La voluntad de la generación del 900 por conformar «en el reino del espíritu» la patria grande, según las precisas palabras de Ugarte, configuraba el reverso de la impotencia política de la clase media latinoamericana para realizar la revolución democrática y de unificación nacional del continente, carente como se hallaba de bases materiales. Llegados a este punto, será útil recurrir a una ilustrativa analogía histórica que nos ofrece la Alemania de comienzos del siglo XIX, la cual, como América Latina en la aurora del siguiente, hallábase balcanizada en 86 estados, donde gobernaban a su antojo monarcas, principillos y demás personajes de la galería feudal.
MISERIA ECONÓMICA Y POLÍTICA, GRANDEZA FILOSÓFICA Y LITERARIA
La revolución de 1789 en Francia y los movimientos liberales nacionales en otros países de Europa, que la expansión napoleónica alentó, requerían que la antigua Germania se pusiera a la par, saliendo del sistema de las descompuestas charcas feudales. Pero las condiciones estaban en oposición completa a ese reclamo urgente de los nuevos tiempos.
En 1845, escribía Federico Engels a este propósito: «Alemania, a fines del siglo XVIII, no era sino una masa en repugnante descomposición. Nadie se sentía satisfecho. El comercio, los cambios, la industria y la agricultura del país casi estaban reducidos a cero; el campesinado, los comerciantes y los industriales soportaban el doble yugo de un gobierno sanguinario y del mal estado del comercio; la nobleza y los príncipes veían que sus rentas, a pesar de que extorsionaban a quienes les estaban sometidos, no alcanzaban el nivel de sus gastos crecientes; todo iba mal y un descontento general reinaba en el país». Y proseguía: «No había ni instrucción, ni medios de obrar sobre el espíritu de las masas, ni libertad de prensa, ni espíritu público, no había ni siquiera relaciones comerciales con los demás países – nada más que la ignominia y el egoísmo -, …un espíritu de pequeño tendero rastrero, miserable, había penetrado a todo el pueblo. Todo estaba podrido, vacilante, pronto a estallar y no había ni la menor esperanza de un cambio favorable, ni fuerza suficiente en la nación para barrer los cadáveres envenenados de las instituciones muertas».
Observaba Engels seguidamente, sin embargo, que fue ésta la época de mayor brillo, de la literatura y el pensamiento germanos; más todavía, aquélla en que aparecen ante el mundo. »Alrededor de 1750 -nos dice- nacieron todos los grandes espíritus de Alemania, los poetas Goethe y Schiller, los filósofos Kant y Fichte y, unos veinte años más tarde, el último gran metafísico alemán, Hegel. Cada obra notable de esta época está penetrada por un espíritu de desafío y de revuelta contra la sociedad alemana tal como era entonces. Goethe escribe Goetz von Berlichingen, homenaje dramático a la memoria de un revolucionario. Schiller, en Los bandoleros, celebra a un generoso joven que declara guerra abierta a toda la sociedad. Pero éstas fueron sus obras de juventud; con la edad perdieron toda esperanza…». El potencial de la revolución nacional-democrática se concentraba en la esfera literaria y filosófica como sucedería con nosotros en 1900.

*PROBLEMA A RESOLVER*:
Transcribe del texto sobre la generación del 900 el pasaje que empieza en «La voluntad de» y acaba en «la galería feudal.».

*FILAS EXTRAÍDAS*:
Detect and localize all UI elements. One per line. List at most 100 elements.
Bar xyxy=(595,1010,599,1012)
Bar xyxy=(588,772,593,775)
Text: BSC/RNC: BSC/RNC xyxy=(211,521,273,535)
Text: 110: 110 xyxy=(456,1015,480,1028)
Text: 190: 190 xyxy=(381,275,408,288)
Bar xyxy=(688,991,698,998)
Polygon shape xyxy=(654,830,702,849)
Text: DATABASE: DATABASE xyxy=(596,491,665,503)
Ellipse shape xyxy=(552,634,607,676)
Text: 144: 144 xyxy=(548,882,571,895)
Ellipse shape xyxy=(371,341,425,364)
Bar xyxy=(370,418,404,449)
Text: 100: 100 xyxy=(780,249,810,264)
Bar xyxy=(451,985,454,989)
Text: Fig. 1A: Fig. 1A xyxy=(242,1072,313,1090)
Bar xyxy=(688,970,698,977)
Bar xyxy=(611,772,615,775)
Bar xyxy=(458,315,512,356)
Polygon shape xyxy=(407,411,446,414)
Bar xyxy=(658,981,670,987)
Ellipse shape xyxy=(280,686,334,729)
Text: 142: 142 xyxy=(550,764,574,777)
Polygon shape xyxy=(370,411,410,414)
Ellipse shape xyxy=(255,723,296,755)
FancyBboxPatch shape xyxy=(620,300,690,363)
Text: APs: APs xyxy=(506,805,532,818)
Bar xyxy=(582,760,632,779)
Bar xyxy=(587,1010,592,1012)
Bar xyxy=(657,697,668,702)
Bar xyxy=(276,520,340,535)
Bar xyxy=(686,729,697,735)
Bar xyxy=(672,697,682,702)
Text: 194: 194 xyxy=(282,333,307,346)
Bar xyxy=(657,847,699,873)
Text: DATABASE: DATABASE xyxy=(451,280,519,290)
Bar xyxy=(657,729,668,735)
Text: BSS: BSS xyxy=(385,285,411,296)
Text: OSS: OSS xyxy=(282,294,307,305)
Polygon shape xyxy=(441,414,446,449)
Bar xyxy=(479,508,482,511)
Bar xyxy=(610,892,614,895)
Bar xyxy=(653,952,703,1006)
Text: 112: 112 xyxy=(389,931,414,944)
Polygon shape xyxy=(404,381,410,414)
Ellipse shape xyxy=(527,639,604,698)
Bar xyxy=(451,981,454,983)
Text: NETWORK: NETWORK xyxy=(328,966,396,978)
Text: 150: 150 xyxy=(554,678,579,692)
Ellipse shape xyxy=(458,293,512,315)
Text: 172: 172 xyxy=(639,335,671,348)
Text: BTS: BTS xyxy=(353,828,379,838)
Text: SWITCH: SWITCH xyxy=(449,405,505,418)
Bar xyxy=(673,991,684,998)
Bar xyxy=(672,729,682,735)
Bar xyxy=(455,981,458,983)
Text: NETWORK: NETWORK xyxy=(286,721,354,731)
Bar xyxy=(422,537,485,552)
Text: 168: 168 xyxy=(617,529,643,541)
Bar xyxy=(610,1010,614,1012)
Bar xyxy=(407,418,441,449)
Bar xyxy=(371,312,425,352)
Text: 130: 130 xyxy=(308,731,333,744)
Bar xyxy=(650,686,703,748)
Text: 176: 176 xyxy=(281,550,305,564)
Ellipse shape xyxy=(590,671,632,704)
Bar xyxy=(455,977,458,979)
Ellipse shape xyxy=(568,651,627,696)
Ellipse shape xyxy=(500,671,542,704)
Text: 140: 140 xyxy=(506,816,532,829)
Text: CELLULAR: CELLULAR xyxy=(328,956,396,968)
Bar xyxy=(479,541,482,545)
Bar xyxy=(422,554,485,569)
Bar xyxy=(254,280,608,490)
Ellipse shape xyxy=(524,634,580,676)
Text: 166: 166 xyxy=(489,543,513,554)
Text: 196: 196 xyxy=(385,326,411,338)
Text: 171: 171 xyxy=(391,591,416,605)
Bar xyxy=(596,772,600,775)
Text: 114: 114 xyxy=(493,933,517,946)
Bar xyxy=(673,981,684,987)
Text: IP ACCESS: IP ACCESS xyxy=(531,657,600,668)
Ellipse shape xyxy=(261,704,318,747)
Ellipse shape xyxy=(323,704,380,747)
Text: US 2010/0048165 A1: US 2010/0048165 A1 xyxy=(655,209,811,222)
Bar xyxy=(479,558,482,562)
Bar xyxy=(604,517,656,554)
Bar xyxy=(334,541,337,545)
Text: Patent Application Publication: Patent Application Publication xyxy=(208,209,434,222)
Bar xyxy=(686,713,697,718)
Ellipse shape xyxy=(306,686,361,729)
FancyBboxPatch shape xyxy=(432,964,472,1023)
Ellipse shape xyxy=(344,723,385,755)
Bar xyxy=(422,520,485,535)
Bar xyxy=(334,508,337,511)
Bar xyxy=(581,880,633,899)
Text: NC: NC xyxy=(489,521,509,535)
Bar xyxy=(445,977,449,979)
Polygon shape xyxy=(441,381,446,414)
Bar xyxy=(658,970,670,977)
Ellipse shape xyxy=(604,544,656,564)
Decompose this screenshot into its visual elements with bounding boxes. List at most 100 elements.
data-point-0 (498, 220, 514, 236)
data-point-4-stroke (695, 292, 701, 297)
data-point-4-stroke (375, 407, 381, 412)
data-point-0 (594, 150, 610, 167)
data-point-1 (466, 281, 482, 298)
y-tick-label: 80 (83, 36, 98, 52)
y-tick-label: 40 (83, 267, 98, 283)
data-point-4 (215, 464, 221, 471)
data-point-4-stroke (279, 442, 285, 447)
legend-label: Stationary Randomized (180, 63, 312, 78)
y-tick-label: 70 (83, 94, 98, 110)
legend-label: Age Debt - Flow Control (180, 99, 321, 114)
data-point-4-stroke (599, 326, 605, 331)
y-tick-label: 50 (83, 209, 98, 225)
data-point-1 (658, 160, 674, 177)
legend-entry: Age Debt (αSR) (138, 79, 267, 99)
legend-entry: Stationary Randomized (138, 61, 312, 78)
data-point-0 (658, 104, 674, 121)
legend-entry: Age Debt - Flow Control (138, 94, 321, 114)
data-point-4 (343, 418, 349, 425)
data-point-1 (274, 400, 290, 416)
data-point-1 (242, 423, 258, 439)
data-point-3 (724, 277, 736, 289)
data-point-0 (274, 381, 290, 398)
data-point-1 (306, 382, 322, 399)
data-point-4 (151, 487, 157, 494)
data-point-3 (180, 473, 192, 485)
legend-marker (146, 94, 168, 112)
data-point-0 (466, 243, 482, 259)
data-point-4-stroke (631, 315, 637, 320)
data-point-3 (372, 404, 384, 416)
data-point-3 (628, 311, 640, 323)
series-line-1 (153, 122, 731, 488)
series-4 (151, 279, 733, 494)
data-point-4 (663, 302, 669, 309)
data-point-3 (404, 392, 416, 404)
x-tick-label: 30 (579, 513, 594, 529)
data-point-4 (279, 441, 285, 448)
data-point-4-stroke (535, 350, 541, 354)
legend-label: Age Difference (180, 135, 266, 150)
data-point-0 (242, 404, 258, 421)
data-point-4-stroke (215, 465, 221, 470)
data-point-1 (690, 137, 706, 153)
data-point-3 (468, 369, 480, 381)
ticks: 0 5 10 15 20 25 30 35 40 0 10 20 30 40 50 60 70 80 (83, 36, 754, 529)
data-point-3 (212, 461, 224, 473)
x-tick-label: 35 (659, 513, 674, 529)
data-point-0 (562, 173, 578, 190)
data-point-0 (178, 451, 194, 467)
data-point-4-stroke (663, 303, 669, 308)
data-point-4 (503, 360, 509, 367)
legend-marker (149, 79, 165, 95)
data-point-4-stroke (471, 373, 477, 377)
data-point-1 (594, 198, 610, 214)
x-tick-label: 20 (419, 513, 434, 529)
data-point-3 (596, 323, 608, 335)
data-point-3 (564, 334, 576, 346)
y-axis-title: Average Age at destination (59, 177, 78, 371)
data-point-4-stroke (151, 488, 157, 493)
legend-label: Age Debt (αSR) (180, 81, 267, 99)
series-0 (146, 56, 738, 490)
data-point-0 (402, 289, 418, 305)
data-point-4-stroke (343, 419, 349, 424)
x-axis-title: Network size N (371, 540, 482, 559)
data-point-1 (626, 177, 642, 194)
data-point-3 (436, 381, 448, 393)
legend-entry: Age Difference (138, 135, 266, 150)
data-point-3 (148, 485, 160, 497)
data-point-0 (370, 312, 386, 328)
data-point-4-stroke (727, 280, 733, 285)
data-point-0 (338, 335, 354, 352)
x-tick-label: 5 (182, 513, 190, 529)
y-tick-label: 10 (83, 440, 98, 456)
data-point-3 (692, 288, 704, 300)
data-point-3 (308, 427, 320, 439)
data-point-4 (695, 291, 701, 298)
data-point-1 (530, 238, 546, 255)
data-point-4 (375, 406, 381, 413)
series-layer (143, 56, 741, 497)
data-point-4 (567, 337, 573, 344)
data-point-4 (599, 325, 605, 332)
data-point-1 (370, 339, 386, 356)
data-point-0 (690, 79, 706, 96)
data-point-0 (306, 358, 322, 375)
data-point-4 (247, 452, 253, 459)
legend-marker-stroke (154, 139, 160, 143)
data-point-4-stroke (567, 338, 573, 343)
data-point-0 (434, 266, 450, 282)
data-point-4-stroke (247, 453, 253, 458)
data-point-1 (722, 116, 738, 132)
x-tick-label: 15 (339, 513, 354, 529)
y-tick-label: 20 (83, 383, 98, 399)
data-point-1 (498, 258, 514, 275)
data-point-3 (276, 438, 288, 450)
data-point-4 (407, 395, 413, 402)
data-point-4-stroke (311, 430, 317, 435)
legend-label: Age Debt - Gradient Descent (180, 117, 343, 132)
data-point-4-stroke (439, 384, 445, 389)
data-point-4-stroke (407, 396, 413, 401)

*RESULTADO CORRECTO*:
La voluntad de la generación del 900 por conformar «en el reino del espíritu» la patria grande, según las precisas palabras de Ugarte, configuraba el reverso de la impotencia política de la clase media latinoamericana para realizar la revolución democrática y de unificación nacional del continente, carente como se hallaba de bases materiales. Llegados a este punto, será útil recurrir a una ilustrativa analogía histórica que nos ofrece la Alemania de comienzos del siglo XIX, la cual, como América Latina en la aurora del siguiente, hallábase balcanizada en 86 estados, donde gobernaban a su antojo monarcas, principillos y demás personajes de la galería feudal.